The input:
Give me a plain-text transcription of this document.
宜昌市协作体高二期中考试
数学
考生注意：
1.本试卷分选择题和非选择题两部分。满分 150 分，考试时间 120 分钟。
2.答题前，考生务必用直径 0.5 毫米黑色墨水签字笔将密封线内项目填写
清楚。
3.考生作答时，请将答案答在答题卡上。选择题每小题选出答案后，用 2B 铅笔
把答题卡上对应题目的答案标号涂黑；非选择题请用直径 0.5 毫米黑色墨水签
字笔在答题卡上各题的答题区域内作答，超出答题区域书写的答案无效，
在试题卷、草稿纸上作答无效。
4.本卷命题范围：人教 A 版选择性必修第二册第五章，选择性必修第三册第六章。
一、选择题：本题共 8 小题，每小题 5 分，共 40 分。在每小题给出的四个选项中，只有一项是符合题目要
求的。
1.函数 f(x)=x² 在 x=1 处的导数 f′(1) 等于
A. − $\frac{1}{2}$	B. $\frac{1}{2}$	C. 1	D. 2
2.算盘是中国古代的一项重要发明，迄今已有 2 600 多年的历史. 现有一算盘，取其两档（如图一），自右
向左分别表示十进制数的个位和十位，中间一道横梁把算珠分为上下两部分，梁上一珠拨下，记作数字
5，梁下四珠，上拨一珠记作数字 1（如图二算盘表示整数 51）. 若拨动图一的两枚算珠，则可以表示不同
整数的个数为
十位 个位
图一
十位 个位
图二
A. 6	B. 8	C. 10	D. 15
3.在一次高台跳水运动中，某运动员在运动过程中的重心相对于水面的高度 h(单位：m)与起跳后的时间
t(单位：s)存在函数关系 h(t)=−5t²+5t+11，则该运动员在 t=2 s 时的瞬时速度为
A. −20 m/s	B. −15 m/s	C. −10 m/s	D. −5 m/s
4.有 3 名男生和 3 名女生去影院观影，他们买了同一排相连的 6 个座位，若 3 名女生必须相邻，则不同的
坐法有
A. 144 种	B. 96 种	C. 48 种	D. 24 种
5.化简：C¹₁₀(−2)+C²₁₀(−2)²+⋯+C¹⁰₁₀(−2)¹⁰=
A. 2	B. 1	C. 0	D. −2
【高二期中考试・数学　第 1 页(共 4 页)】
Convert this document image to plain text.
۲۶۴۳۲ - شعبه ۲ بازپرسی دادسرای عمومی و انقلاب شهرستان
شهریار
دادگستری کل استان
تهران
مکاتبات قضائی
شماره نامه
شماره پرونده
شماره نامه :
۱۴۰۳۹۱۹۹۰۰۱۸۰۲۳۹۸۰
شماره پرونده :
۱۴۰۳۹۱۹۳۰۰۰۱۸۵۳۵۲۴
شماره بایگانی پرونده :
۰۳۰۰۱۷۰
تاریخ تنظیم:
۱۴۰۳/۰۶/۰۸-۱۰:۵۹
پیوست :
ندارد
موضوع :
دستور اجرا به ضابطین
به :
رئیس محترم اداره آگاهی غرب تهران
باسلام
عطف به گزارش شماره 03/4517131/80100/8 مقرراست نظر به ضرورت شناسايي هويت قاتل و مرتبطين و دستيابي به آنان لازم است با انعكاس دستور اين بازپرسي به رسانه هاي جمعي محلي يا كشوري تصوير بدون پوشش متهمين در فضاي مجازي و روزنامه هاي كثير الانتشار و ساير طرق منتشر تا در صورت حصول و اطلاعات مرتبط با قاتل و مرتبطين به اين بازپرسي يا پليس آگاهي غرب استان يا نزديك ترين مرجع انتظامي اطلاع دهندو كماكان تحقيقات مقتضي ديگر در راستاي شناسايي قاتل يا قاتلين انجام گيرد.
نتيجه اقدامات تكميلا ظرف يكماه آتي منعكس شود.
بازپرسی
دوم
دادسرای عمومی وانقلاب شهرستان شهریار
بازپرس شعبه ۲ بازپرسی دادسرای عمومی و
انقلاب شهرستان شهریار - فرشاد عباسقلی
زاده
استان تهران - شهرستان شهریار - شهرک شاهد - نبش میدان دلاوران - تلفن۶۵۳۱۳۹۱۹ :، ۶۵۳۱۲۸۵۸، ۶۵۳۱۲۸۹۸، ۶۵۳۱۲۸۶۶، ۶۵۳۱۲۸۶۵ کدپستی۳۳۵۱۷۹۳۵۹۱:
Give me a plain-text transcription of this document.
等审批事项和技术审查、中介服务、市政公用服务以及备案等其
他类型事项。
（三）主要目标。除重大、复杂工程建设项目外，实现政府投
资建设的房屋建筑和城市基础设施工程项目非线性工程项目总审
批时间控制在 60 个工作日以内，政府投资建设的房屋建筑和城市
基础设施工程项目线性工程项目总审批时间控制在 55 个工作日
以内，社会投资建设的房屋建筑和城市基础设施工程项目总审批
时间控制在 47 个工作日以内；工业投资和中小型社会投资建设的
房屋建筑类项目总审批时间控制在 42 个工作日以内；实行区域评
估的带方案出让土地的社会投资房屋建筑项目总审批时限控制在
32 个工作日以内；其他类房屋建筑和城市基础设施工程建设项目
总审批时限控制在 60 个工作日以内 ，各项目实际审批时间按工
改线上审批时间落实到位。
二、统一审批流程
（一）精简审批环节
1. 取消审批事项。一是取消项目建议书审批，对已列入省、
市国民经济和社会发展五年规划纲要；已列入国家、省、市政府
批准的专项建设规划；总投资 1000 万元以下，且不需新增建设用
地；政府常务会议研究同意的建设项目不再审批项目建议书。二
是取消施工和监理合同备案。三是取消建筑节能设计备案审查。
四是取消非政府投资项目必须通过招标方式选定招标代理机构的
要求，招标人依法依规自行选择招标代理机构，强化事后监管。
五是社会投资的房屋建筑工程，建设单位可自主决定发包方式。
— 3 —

Exercise requirements: Scan the entries above and work out how many lines include the word "شعبه"; the reply is that number alone.

Response to the task: 2